● Task to carry out
A line counts if it contains the word "xlabel" at least once. State how many such lines the records contain, giving the number alone.
=-=-=
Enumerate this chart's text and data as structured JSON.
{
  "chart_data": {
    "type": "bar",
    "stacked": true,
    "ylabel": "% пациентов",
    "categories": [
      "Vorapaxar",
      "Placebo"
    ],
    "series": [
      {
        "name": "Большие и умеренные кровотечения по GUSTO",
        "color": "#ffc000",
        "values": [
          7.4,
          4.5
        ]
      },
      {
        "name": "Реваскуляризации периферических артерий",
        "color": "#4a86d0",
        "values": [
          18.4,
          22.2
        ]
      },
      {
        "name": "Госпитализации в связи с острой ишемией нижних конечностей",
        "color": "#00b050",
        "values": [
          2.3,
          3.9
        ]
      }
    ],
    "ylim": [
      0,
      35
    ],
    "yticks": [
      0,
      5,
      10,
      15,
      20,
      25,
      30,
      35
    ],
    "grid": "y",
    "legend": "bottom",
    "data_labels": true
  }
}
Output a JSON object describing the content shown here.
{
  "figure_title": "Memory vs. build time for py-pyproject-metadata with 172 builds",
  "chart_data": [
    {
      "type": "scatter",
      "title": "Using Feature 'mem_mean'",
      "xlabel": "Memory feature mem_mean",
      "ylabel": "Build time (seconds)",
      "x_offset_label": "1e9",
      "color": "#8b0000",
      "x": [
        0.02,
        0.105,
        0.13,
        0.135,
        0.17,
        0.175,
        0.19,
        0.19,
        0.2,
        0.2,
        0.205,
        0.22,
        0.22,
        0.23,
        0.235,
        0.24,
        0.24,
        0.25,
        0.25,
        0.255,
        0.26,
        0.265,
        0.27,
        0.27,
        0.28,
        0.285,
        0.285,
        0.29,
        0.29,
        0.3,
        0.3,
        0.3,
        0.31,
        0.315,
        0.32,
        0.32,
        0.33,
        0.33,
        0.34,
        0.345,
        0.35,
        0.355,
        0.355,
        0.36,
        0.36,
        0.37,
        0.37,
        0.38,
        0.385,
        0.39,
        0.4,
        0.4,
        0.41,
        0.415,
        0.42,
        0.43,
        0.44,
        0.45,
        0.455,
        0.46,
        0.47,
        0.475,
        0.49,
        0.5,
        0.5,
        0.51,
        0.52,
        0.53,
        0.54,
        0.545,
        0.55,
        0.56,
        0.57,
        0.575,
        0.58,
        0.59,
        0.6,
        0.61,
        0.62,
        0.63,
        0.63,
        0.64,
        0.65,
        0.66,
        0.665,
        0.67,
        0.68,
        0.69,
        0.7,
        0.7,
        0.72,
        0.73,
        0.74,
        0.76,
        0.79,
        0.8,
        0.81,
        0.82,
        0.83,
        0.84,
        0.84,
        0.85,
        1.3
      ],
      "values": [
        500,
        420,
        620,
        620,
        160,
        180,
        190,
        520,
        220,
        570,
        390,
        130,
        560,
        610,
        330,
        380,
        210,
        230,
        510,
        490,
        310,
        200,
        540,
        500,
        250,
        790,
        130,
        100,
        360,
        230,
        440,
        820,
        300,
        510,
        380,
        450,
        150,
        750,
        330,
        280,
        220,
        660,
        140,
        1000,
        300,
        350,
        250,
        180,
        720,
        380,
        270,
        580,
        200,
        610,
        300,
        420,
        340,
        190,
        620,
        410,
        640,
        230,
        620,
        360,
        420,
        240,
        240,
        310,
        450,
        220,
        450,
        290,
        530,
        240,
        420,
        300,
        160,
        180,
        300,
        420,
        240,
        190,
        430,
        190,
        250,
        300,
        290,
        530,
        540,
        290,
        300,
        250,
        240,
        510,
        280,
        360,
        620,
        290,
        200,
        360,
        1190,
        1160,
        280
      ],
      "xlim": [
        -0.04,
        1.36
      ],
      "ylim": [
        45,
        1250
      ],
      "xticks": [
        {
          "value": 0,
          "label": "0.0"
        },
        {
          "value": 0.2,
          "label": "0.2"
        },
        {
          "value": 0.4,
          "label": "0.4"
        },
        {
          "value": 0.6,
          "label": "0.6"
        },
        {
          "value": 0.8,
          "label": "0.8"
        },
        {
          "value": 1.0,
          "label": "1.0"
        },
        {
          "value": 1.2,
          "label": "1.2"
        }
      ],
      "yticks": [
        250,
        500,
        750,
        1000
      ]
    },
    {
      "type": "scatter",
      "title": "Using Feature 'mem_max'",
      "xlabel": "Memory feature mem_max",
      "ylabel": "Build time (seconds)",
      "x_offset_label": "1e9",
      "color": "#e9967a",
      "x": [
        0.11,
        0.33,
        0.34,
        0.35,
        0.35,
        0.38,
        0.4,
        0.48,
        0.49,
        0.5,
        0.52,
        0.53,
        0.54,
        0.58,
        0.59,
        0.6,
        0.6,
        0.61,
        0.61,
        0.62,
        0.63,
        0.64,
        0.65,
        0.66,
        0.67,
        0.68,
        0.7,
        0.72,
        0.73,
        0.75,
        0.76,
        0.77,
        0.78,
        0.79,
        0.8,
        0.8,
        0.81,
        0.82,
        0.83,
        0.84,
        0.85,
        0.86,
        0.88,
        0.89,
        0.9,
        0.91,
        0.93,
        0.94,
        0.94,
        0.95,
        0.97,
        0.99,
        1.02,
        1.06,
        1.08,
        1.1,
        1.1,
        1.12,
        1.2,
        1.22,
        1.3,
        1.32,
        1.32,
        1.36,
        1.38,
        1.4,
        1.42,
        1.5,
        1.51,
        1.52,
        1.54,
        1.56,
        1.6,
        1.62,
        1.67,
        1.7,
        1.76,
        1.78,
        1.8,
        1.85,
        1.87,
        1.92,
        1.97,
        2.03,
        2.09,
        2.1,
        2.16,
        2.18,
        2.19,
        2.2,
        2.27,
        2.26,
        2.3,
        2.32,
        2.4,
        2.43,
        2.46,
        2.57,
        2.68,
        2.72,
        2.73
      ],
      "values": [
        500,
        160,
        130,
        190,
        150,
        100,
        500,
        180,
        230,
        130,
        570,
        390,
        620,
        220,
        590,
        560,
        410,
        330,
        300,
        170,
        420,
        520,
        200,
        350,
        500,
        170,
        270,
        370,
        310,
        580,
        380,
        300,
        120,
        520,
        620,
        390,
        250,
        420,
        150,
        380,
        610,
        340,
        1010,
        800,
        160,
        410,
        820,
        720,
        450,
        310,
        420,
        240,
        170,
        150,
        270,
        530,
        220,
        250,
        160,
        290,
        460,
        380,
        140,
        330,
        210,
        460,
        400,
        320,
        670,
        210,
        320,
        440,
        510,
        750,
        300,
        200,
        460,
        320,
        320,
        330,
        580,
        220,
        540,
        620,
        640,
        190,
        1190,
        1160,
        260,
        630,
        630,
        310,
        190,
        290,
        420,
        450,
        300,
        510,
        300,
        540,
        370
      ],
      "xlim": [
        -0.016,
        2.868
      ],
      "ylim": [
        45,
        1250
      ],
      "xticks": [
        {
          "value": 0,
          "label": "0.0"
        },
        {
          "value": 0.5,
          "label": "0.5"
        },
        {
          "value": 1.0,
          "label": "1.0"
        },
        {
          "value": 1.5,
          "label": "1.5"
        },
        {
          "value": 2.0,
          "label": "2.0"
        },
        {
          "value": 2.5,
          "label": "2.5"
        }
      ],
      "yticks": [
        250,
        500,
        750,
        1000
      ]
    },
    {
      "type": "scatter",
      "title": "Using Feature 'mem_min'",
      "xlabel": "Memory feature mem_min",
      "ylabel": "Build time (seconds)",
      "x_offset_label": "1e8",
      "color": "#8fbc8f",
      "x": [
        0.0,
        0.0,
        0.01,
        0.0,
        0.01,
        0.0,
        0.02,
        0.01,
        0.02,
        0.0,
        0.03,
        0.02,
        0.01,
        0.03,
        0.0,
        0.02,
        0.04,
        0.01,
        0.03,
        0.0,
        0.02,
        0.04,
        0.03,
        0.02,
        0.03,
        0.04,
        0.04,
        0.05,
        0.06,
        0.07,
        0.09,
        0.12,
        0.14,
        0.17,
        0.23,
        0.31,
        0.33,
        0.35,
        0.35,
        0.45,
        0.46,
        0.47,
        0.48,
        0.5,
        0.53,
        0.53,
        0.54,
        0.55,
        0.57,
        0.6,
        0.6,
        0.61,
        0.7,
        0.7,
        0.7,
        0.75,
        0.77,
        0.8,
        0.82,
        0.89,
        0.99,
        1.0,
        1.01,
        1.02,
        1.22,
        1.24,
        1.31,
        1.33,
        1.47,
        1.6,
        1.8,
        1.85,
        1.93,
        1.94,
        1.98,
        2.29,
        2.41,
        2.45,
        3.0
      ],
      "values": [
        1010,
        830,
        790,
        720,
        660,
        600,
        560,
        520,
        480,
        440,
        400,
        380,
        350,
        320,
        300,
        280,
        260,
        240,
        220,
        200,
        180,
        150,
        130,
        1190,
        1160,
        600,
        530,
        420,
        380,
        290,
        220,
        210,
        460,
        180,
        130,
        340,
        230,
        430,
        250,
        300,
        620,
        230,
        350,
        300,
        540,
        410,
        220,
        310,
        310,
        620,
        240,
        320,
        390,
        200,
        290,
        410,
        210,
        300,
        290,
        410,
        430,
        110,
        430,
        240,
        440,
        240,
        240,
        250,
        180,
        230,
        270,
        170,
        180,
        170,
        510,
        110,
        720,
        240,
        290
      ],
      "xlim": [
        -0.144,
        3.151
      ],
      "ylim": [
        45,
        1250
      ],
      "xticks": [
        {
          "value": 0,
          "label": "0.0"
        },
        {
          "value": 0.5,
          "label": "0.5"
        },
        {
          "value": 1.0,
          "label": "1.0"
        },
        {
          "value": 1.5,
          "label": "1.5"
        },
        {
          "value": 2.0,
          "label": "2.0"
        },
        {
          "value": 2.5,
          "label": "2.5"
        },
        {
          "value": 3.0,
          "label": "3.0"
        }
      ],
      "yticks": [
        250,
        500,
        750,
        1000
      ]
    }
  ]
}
=-=-=
● Task solution
3